>> start Supplied entries
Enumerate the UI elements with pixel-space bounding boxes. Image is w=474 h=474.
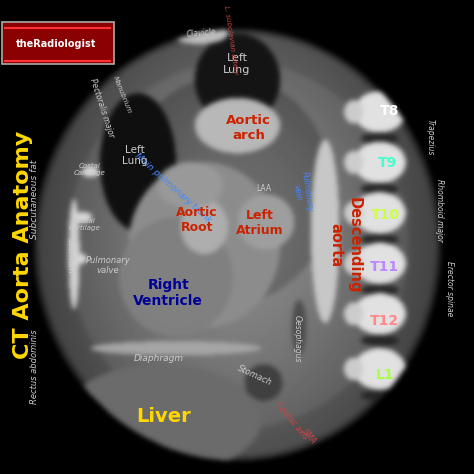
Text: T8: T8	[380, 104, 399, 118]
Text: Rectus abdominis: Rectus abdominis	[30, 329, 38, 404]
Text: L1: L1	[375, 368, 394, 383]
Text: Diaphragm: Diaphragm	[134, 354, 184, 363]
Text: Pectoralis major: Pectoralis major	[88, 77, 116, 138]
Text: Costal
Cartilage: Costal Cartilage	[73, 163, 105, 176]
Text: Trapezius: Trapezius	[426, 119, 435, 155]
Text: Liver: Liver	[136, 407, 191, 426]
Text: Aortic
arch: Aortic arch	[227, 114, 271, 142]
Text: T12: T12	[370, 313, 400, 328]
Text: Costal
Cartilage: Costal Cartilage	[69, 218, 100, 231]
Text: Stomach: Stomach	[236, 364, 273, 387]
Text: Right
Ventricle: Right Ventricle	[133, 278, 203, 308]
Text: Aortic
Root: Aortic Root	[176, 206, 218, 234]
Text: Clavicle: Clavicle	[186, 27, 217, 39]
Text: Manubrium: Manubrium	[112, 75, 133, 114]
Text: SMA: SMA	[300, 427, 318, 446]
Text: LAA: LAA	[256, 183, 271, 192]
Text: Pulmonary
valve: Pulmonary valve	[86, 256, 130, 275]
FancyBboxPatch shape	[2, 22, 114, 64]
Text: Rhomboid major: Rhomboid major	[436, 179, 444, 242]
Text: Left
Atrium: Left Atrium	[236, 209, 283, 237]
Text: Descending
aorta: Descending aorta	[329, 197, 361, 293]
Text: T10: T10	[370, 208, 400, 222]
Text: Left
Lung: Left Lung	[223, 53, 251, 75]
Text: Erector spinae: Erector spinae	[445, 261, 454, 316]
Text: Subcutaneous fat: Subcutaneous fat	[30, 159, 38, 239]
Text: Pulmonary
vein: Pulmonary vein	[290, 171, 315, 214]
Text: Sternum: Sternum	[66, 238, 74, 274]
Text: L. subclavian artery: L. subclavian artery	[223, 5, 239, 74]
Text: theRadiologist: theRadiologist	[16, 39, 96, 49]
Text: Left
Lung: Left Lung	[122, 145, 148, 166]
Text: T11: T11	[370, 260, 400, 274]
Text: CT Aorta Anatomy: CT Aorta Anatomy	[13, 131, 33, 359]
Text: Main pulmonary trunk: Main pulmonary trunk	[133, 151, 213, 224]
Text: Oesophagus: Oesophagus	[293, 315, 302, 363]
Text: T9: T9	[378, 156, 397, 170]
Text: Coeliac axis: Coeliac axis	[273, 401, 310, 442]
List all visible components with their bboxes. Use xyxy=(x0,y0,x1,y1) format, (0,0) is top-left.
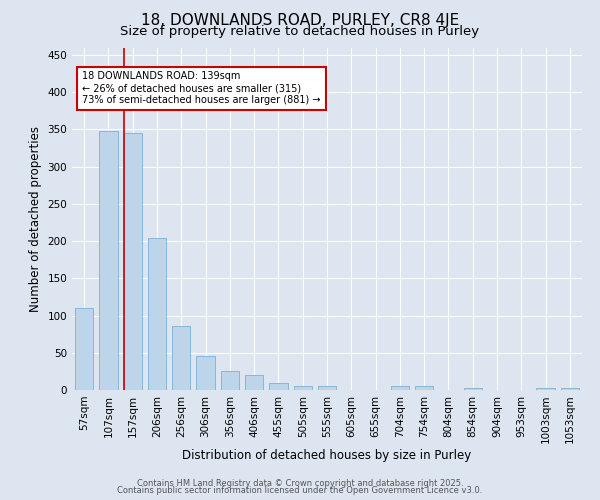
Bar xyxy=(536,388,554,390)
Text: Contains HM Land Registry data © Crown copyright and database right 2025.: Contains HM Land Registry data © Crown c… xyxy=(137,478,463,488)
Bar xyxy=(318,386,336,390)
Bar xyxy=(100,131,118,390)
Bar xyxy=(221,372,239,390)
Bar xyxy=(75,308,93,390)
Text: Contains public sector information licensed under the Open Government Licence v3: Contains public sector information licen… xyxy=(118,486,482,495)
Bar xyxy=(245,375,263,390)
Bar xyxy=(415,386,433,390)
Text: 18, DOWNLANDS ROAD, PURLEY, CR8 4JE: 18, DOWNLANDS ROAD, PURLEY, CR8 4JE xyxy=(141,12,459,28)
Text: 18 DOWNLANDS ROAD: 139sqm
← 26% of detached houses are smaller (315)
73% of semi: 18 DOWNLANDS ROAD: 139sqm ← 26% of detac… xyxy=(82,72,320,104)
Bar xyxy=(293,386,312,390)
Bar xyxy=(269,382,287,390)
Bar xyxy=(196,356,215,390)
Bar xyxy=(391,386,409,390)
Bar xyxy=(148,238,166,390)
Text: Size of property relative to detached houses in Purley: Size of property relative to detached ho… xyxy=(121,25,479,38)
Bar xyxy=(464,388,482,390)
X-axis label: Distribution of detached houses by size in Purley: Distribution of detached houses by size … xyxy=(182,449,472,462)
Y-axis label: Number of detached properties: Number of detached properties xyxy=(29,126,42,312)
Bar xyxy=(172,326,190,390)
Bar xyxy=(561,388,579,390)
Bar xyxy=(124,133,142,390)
>> end Supplied entries
>> start Supplied entries
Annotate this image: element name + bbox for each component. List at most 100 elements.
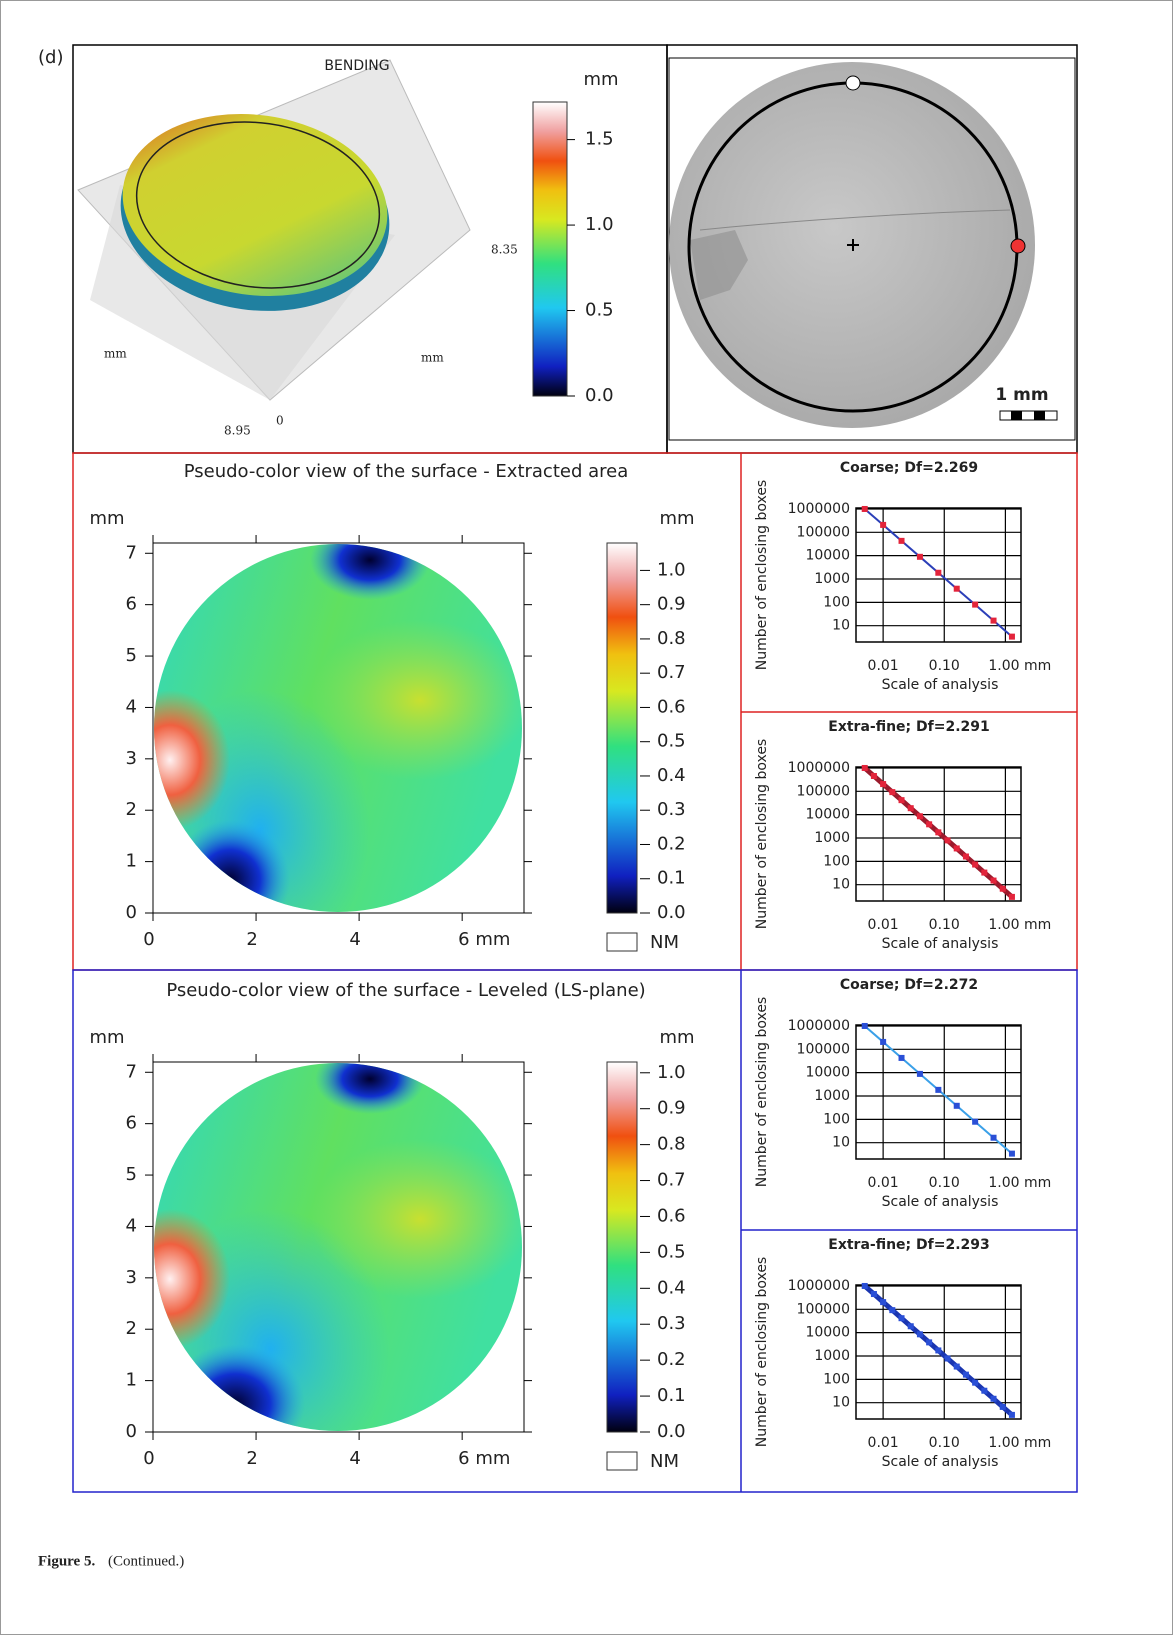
>> end Supplied entries
▸ **Your task**:
Starting with the line containing "List all visible" and going on through the line containing "Bar xyxy=(536,388,554,390)", format those lines of the listing as a Markdown table with the columns Row and Line, numbering each row. Skip blank lines and leave the pictures out of the table.

▸ **The response**:
| Row | Line |
|---|---|
| 1 | List all visible components with their bboxes. Use xyxy=(x0,y0,x1,y1) format, (0,0) is top-left. |
| 2 | Bar xyxy=(536,388,554,390) |